## Instructions to follow
Output the material word for word. Leave each picture out.

Data extracted from a collection:
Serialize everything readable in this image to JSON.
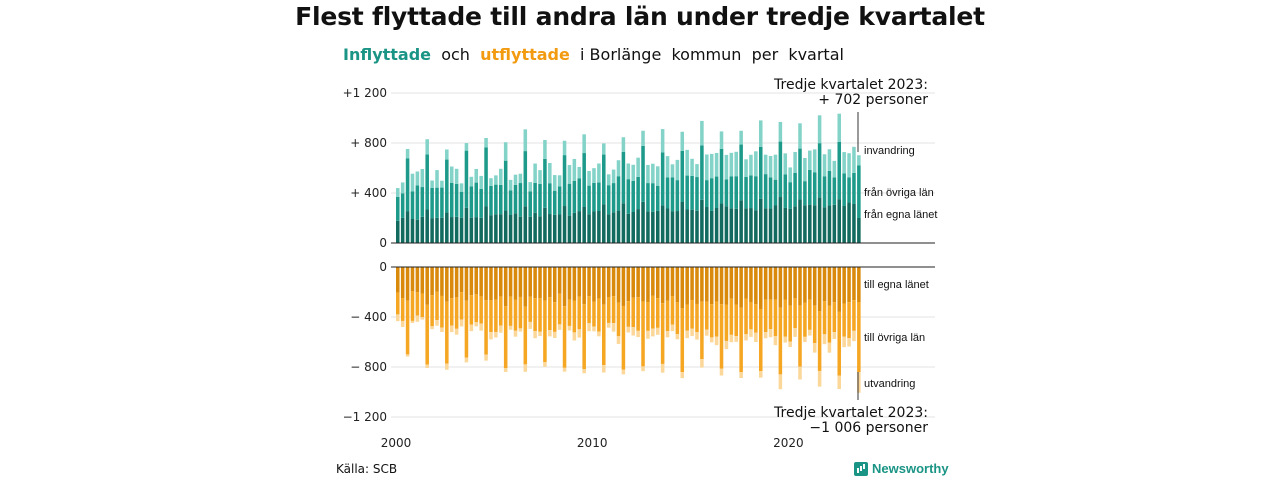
{
  "title": "Flest flyttade till andra län under tredje kvartalet",
  "subtitle": {
    "in_word": "Inflyttade",
    "and_word": "och",
    "out_word": "utflyttade",
    "rest": "i Borlänge  kommun  per  kvartal"
  },
  "source": "Källa: SCB",
  "logo": {
    "text": "Newsworthy",
    "icon": "newsworthy-logo-icon"
  },
  "colors": {
    "from_own_county": "#136a5f",
    "from_other_counties": "#1d9a8a",
    "immigration": "#83d3c8",
    "to_own_county": "#d98a0c",
    "to_other_counties": "#f5a623",
    "emigration": "#fbd79a"
  },
  "chart_data": {
    "type": "bar",
    "stacked": true,
    "x_axis": {
      "ticks": [
        "2000",
        "2010",
        "2020"
      ]
    },
    "y_axis": {
      "ylim": [
        -1300,
        1300
      ],
      "ticks": [
        "+1 200",
        "+  800",
        "+  400",
        "0",
        "0",
        "−  400",
        "−  800",
        "−1 200"
      ]
    },
    "series_labels": {
      "in": [
        "invandring",
        "från övriga län",
        "från egna länet"
      ],
      "out": [
        "till egna länet",
        "till övriga län",
        "utvandring"
      ]
    },
    "annotation_top": [
      "Tredje kvartalet 2023:",
      "+  702 personer"
    ],
    "annotation_bottom": [
      "Tredje kvartalet 2023:",
      "−1 006 personer"
    ],
    "period": {
      "start_year": 2000,
      "start_quarter": 1,
      "quarters": 95
    },
    "in_own_peaks": [
      300,
      300,
      290,
      300,
      300,
      300,
      300,
      300,
      300,
      300
    ],
    "in_total_q3_pattern": [
      720,
      680,
      650,
      700,
      700,
      650,
      700,
      720,
      800,
      820
    ],
    "last_quarter": {
      "in_total": 702,
      "out_total": 1006
    }
  }
}
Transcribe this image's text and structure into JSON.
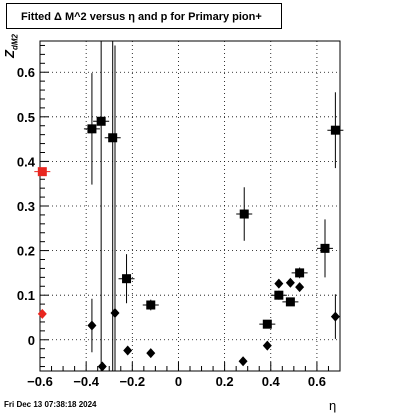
{
  "title": "Fitted Δ M^2 versus η and p for Primary pion+",
  "timestamp": "Fri Dec 13 07:38:18 2024",
  "chart_data": {
    "type": "scatter",
    "title": "Fitted Δ M^2 versus η and p for Primary pion+",
    "xlabel": "η",
    "ylabel": "Z",
    "ylabel_sub": "dM2",
    "xlim": [
      -0.6,
      0.7
    ],
    "ylim": [
      -0.07,
      0.67
    ],
    "xticks": [
      -0.6,
      -0.4,
      -0.2,
      0,
      0.2,
      0.4,
      0.6
    ],
    "xtick_labels": [
      "−0.6",
      "−0.4",
      "−0.2",
      "0",
      "0.2",
      "0.4",
      "0.6"
    ],
    "yticks": [
      0,
      0.1,
      0.2,
      0.3,
      0.4,
      0.5,
      0.6
    ],
    "ytick_labels": [
      "0",
      "0.1",
      "0.2",
      "0.3",
      "0.4",
      "0.5",
      "0.6"
    ],
    "grid": true,
    "series": [
      {
        "marker": "square",
        "color": "#000000",
        "points": [
          {
            "x": -0.375,
            "y": 0.473,
            "err": 0.125
          },
          {
            "x": -0.335,
            "y": 0.49,
            "err": 0.6
          },
          {
            "x": -0.285,
            "y": 0.453,
            "err": 0.6
          },
          {
            "x": -0.225,
            "y": 0.137,
            "err": 0.055
          },
          {
            "x": -0.12,
            "y": 0.078,
            "err": 0.012
          },
          {
            "x": 0.285,
            "y": 0.282,
            "err": 0.06
          },
          {
            "x": 0.385,
            "y": 0.035,
            "err": 0.008
          },
          {
            "x": 0.435,
            "y": 0.1,
            "err": 0.01
          },
          {
            "x": 0.485,
            "y": 0.085,
            "err": 0.008
          },
          {
            "x": 0.525,
            "y": 0.15,
            "err": 0.012
          },
          {
            "x": 0.635,
            "y": 0.205,
            "err": 0.065
          },
          {
            "x": 0.68,
            "y": 0.47,
            "err": 0.085
          }
        ]
      },
      {
        "marker": "diamond",
        "color": "#000000",
        "points": [
          {
            "x": -0.375,
            "y": 0.032,
            "err": 0.06
          },
          {
            "x": -0.33,
            "y": -0.06,
            "err": 0.0
          },
          {
            "x": -0.275,
            "y": 0.06,
            "err": 0.6
          },
          {
            "x": -0.22,
            "y": -0.024,
            "err": 0.0
          },
          {
            "x": -0.12,
            "y": -0.03,
            "err": 0.0
          },
          {
            "x": 0.28,
            "y": -0.048,
            "err": 0.0
          },
          {
            "x": 0.385,
            "y": -0.013,
            "err": 0.0
          },
          {
            "x": 0.435,
            "y": 0.126,
            "err": 0.0
          },
          {
            "x": 0.485,
            "y": 0.128,
            "err": 0.0
          },
          {
            "x": 0.525,
            "y": 0.118,
            "err": 0.0
          },
          {
            "x": 0.68,
            "y": 0.052,
            "err": 0.05
          }
        ]
      },
      {
        "marker": "square",
        "color": "#e8261f",
        "points": [
          {
            "x": -0.59,
            "y": 0.377,
            "err": 0.0
          }
        ]
      },
      {
        "marker": "diamond",
        "color": "#e8261f",
        "points": [
          {
            "x": -0.59,
            "y": 0.058,
            "err": 0.0
          }
        ]
      }
    ]
  }
}
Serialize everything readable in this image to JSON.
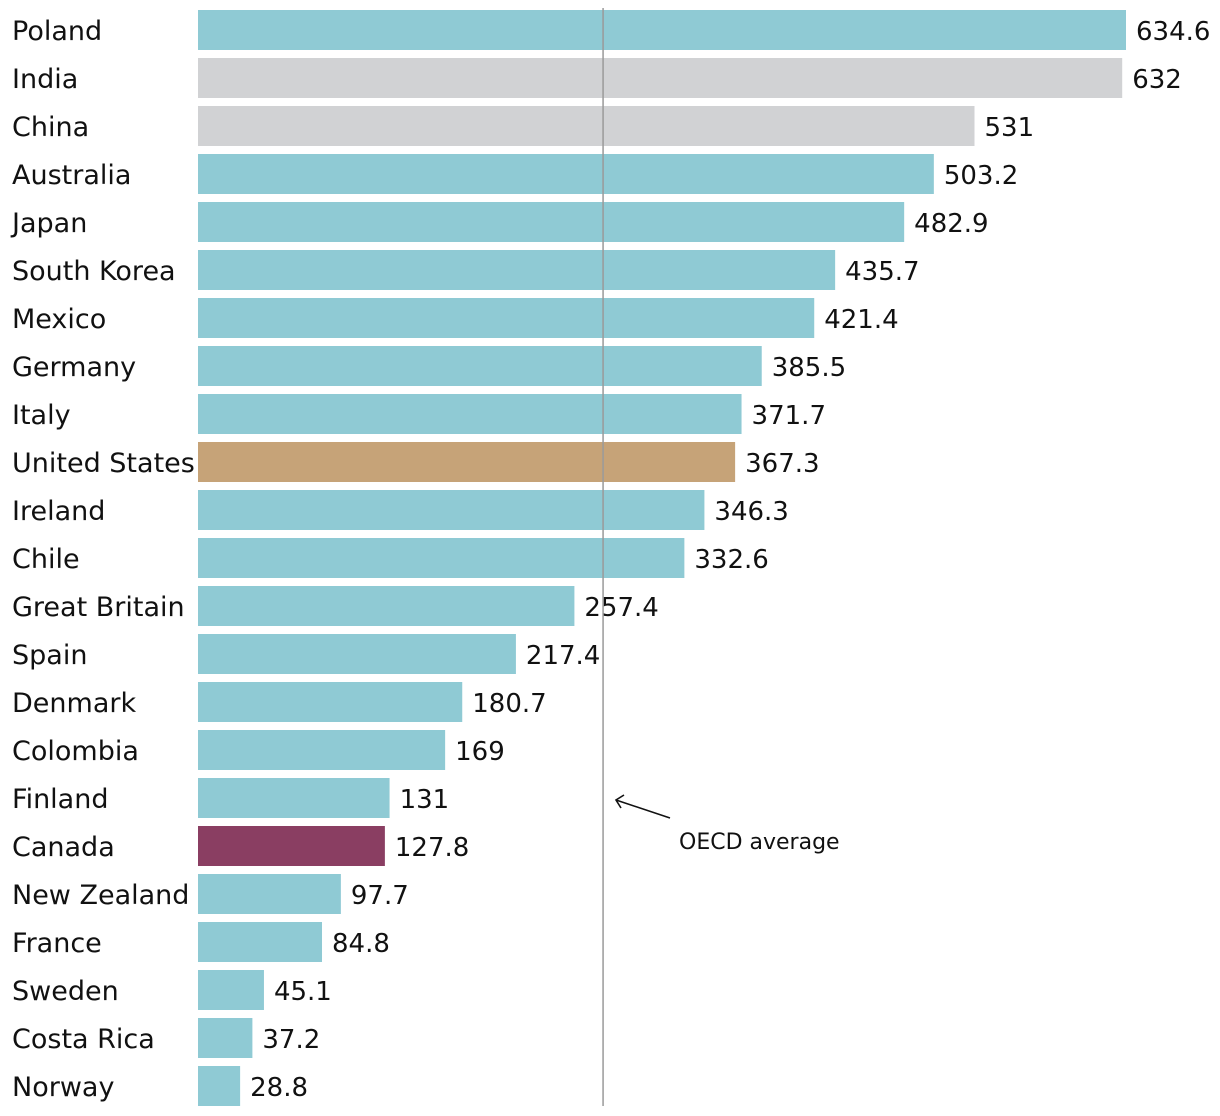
{
  "chart_data": {
    "type": "bar",
    "orientation": "horizontal",
    "categories": [
      "Poland",
      "India",
      "China",
      "Australia",
      "Japan",
      "South Korea",
      "Mexico",
      "Germany",
      "Italy",
      "United States",
      "Ireland",
      "Chile",
      "Great Britain",
      "Spain",
      "Denmark",
      "Colombia",
      "Finland",
      "Canada",
      "New Zealand",
      "France",
      "Sweden",
      "Costa Rica",
      "Norway"
    ],
    "values": [
      634.6,
      632,
      531,
      503.2,
      482.9,
      435.7,
      421.4,
      385.5,
      371.7,
      367.3,
      346.3,
      332.6,
      257.4,
      217.4,
      180.7,
      169,
      131,
      127.8,
      97.7,
      84.8,
      45.1,
      37.2,
      28.8
    ],
    "value_labels": [
      "634.6",
      "632",
      "531",
      "503.2",
      "482.9",
      "435.7",
      "421.4",
      "385.5",
      "371.7",
      "367.3",
      "346.3",
      "332.6",
      "257.4",
      "217.4",
      "180.7",
      "169",
      "131",
      "127.8",
      "97.7",
      "84.8",
      "45.1",
      "37.2",
      "28.8"
    ],
    "groups": [
      "oecd",
      "nonoecd",
      "nonoecd",
      "oecd",
      "oecd",
      "oecd",
      "oecd",
      "oecd",
      "oecd",
      "us",
      "oecd",
      "oecd",
      "oecd",
      "oecd",
      "oecd",
      "oecd",
      "oecd",
      "canada",
      "oecd",
      "oecd",
      "oecd",
      "oecd",
      "oecd"
    ],
    "colors": {
      "oecd": "#8fcad4",
      "nonoecd": "#d1d2d4",
      "us": "#c6a378",
      "canada": "#8a3e62",
      "reference": "#9a9a9a"
    },
    "xlim": [
      0,
      634.6
    ],
    "grid": false,
    "reference_line": {
      "value": 277,
      "label": "OECD average"
    },
    "title": "",
    "xlabel": "",
    "ylabel": ""
  }
}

## Solution for this exercise
Serialize everything readable in this image to JSON.
{
  "title": "Flest flyttade till andra län under tredje kvartalet",
  "subtitle": {
    "in_word": "Inflyttade",
    "and_word": "och",
    "out_word": "utflyttade",
    "rest": "i Borlänge  kommun  per  kvartal"
  },
  "source": "Källa: SCB",
  "logo": {
    "text": "Newsworthy",
    "icon": "newsworthy-logo-icon"
  },
  "colors": {
    "from_own_county": "#136a5f",
    "from_other_counties": "#1d9a8a",
    "immigration": "#83d3c8",
    "to_own_county": "#d98a0c",
    "to_other_counties": "#f5a623",
    "emigration": "#fbd79a"
  },
  "chart_data": {
    "type": "bar",
    "stacked": true,
    "x_axis": {
      "ticks": [
        "2000",
        "2010",
        "2020"
      ]
    },
    "y_axis": {
      "ylim": [
        -1300,
        1300
      ],
      "ticks": [
        "+1 200",
        "+  800",
        "+  400",
        "0",
        "0",
        "−  400",
        "−  800",
        "−1 200"
      ]
    },
    "series_labels": {
      "in": [
        "invandring",
        "från övriga län",
        "från egna länet"
      ],
      "out": [
        "till egna länet",
        "till övriga län",
        "utvandring"
      ]
    },
    "annotation_top": [
      "Tredje kvartalet 2023:",
      "+  702 personer"
    ],
    "annotation_bottom": [
      "Tredje kvartalet 2023:",
      "−1 006 personer"
    ],
    "period": {
      "start_year": 2000,
      "start_quarter": 1,
      "quarters": 95
    },
    "in_own_peaks": [
      300,
      300,
      290,
      300,
      300,
      300,
      300,
      300,
      300,
      300
    ],
    "in_total_q3_pattern": [
      720,
      680,
      650,
      700,
      700,
      650,
      700,
      720,
      800,
      820
    ],
    "last_quarter": {
      "in_total": 702,
      "out_total": 1006
    }
  }
}
Transcribe this image's text and structure into JSON.
{
  "title": "Fitted Δ M^2 versus η and p for Primary pion+",
  "timestamp": "Fri Dec 13 07:38:18 2024",
  "chart_data": {
    "type": "scatter",
    "title": "Fitted Δ M^2 versus η and p for Primary pion+",
    "xlabel": "η",
    "ylabel": "Z",
    "ylabel_sub": "dM2",
    "xlim": [
      -0.6,
      0.7
    ],
    "ylim": [
      -0.07,
      0.67
    ],
    "xticks": [
      -0.6,
      -0.4,
      -0.2,
      0,
      0.2,
      0.4,
      0.6
    ],
    "xtick_labels": [
      "−0.6",
      "−0.4",
      "−0.2",
      "0",
      "0.2",
      "0.4",
      "0.6"
    ],
    "yticks": [
      0,
      0.1,
      0.2,
      0.3,
      0.4,
      0.5,
      0.6
    ],
    "ytick_labels": [
      "0",
      "0.1",
      "0.2",
      "0.3",
      "0.4",
      "0.5",
      "0.6"
    ],
    "grid": true,
    "series": [
      {
        "marker": "square",
        "color": "#000000",
        "points": [
          {
            "x": -0.375,
            "y": 0.473,
            "err": 0.125
          },
          {
            "x": -0.335,
            "y": 0.49,
            "err": 0.6
          },
          {
            "x": -0.285,
            "y": 0.453,
            "err": 0.6
          },
          {
            "x": -0.225,
            "y": 0.137,
            "err": 0.055
          },
          {
            "x": -0.12,
            "y": 0.078,
            "err": 0.012
          },
          {
            "x": 0.285,
            "y": 0.282,
            "err": 0.06
          },
          {
            "x": 0.385,
            "y": 0.035,
            "err": 0.008
          },
          {
            "x": 0.435,
            "y": 0.1,
            "err": 0.01
          },
          {
            "x": 0.485,
            "y": 0.085,
            "err": 0.008
          },
          {
            "x": 0.525,
            "y": 0.15,
            "err": 0.012
          },
          {
            "x": 0.635,
            "y": 0.205,
            "err": 0.065
          },
          {
            "x": 0.68,
            "y": 0.47,
            "err": 0.085
          }
        ]
      },
      {
        "marker": "diamond",
        "color": "#000000",
        "points": [
          {
            "x": -0.375,
            "y": 0.032,
            "err": 0.06
          },
          {
            "x": -0.33,
            "y": -0.06,
            "err": 0.0
          },
          {
            "x": -0.275,
            "y": 0.06,
            "err": 0.6
          },
          {
            "x": -0.22,
            "y": -0.024,
            "err": 0.0
          },
          {
            "x": -0.12,
            "y": -0.03,
            "err": 0.0
          },
          {
            "x": 0.28,
            "y": -0.048,
            "err": 0.0
          },
          {
            "x": 0.385,
            "y": -0.013,
            "err": 0.0
          },
          {
            "x": 0.435,
            "y": 0.126,
            "err": 0.0
          },
          {
            "x": 0.485,
            "y": 0.128,
            "err": 0.0
          },
          {
            "x": 0.525,
            "y": 0.118,
            "err": 0.0
          },
          {
            "x": 0.68,
            "y": 0.052,
            "err": 0.05
          }
        ]
      },
      {
        "marker": "square",
        "color": "#e8261f",
        "points": [
          {
            "x": -0.59,
            "y": 0.377,
            "err": 0.0
          }
        ]
      },
      {
        "marker": "diamond",
        "color": "#e8261f",
        "points": [
          {
            "x": -0.59,
            "y": 0.058,
            "err": 0.0
          }
        ]
      }
    ]
  }
}
Serialize everything readable in this image to JSON.
{
  "chart_data": {
    "type": "bar",
    "orientation": "horizontal",
    "categories": [
      "Poland",
      "India",
      "China",
      "Australia",
      "Japan",
      "South Korea",
      "Mexico",
      "Germany",
      "Italy",
      "United States",
      "Ireland",
      "Chile",
      "Great Britain",
      "Spain",
      "Denmark",
      "Colombia",
      "Finland",
      "Canada",
      "New Zealand",
      "France",
      "Sweden",
      "Costa Rica",
      "Norway"
    ],
    "values": [
      634.6,
      632,
      531,
      503.2,
      482.9,
      435.7,
      421.4,
      385.5,
      371.7,
      367.3,
      346.3,
      332.6,
      257.4,
      217.4,
      180.7,
      169,
      131,
      127.8,
      97.7,
      84.8,
      45.1,
      37.2,
      28.8
    ],
    "value_labels": [
      "634.6",
      "632",
      "531",
      "503.2",
      "482.9",
      "435.7",
      "421.4",
      "385.5",
      "371.7",
      "367.3",
      "346.3",
      "332.6",
      "257.4",
      "217.4",
      "180.7",
      "169",
      "131",
      "127.8",
      "97.7",
      "84.8",
      "45.1",
      "37.2",
      "28.8"
    ],
    "groups": [
      "oecd",
      "nonoecd",
      "nonoecd",
      "oecd",
      "oecd",
      "oecd",
      "oecd",
      "oecd",
      "oecd",
      "us",
      "oecd",
      "oecd",
      "oecd",
      "oecd",
      "oecd",
      "oecd",
      "oecd",
      "canada",
      "oecd",
      "oecd",
      "oecd",
      "oecd",
      "oecd"
    ],
    "colors": {
      "oecd": "#8fcad4",
      "nonoecd": "#d1d2d4",
      "us": "#c6a378",
      "canada": "#8a3e62",
      "reference": "#9a9a9a"
    },
    "xlim": [
      0,
      634.6
    ],
    "grid": false,
    "reference_line": {
      "value": 277,
      "label": "OECD average"
    },
    "title": "",
    "xlabel": "",
    "ylabel": ""
  }
}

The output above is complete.